Quote all of the data below exactly, please.

Stored entries:
________

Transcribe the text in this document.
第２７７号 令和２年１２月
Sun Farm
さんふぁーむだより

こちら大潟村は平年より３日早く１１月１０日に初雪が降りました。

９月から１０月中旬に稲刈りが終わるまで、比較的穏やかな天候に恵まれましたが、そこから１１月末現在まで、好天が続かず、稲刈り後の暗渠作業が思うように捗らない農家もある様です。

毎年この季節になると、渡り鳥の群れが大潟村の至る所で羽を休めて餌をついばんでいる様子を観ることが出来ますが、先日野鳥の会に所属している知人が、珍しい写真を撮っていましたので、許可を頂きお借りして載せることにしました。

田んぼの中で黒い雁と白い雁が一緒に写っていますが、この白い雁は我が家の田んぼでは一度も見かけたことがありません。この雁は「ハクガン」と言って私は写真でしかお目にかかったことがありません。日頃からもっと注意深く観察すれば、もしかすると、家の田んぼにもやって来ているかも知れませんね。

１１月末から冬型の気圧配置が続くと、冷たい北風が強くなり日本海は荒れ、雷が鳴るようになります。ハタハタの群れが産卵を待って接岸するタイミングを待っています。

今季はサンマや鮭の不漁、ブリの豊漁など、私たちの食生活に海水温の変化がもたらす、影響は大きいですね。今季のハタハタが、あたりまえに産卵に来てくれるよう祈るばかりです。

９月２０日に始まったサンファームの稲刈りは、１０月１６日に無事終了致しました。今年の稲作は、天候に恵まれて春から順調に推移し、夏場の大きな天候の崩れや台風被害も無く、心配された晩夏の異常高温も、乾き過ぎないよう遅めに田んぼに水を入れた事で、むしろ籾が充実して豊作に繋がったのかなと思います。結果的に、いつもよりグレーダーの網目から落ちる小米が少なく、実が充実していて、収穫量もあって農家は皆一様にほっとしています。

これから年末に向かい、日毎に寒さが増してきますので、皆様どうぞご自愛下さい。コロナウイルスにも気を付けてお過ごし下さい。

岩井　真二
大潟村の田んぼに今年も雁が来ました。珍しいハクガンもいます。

________

ANSWER:
Transcribe the text in this document.
第２７７号 令和２年１２月
Sun Farm
さんふぁーむだより

こちら大潟村は平年より３日早く１１月１０日に初雪が降りました。

９月から１０月中旬に稲刈りが終わるまで、比較的穏やかな天候に恵まれましたが、そこから１１月末現在まで、好天が続かず、稲刈り後の暗渠作業が思うように捗らない農家もある様です。

毎年この季節になると、渡り鳥の群れが大潟村の至る所で羽を休めて餌をついばんでいる様子を観ることが出来ますが、先日野鳥の会に所属している知人が、珍しい写真を撮っていましたので、許可を頂きお借りして載せることにしました。

田んぼの中で黒い雁と白い雁が一緒に写っていますが、この白い雁は我が家の田んぼでは一度も見かけたことがありません。この雁は「ハクガン」と言って私は写真でしかお目にかかったことがありません。日頃からもっと注意深く観察すれば、もしかすると、家の田んぼにもやって来ているかも知れませんね。

１１月末から冬型の気圧配置が続くと、冷たい北風が強くなり日本海は荒れ、雷が鳴るようになります。ハタハタの群れが産卵を待って接岸するタイミングを待っています。

今季はサンマや鮭の不漁、ブリの豊漁など、私たちの食生活に海水温の変化がもたらす、影響は大きいですね。今季のハタハタが、あたりまえに産卵に来てくれるよう祈るばかりです。

９月２０日に始まったサンファームの稲刈りは、１０月１６日に無事終了致しました。今年の稲作は、天候に恵まれて春から順調に推移し、夏場の大きな天候の崩れや台風被害も無く、心配された晩夏の異常高温も、乾き過ぎないよう遅めに田んぼに水を入れた事で、むしろ籾が充実して豊作に繋がったのかなと思います。結果的に、いつもよりグレーダーの網目から落ちる小米が少なく、実が充実していて、収穫量もあって農家は皆一様にほっとしています。

これから年末に向かい、日毎に寒さが増してきますので、皆様どうぞご自愛下さい。コロナウイルスにも気を付けてお過ごし下さい。

岩井　真二
大潟村の田んぼに今年も雁が来ました。珍しいハクガンもいます。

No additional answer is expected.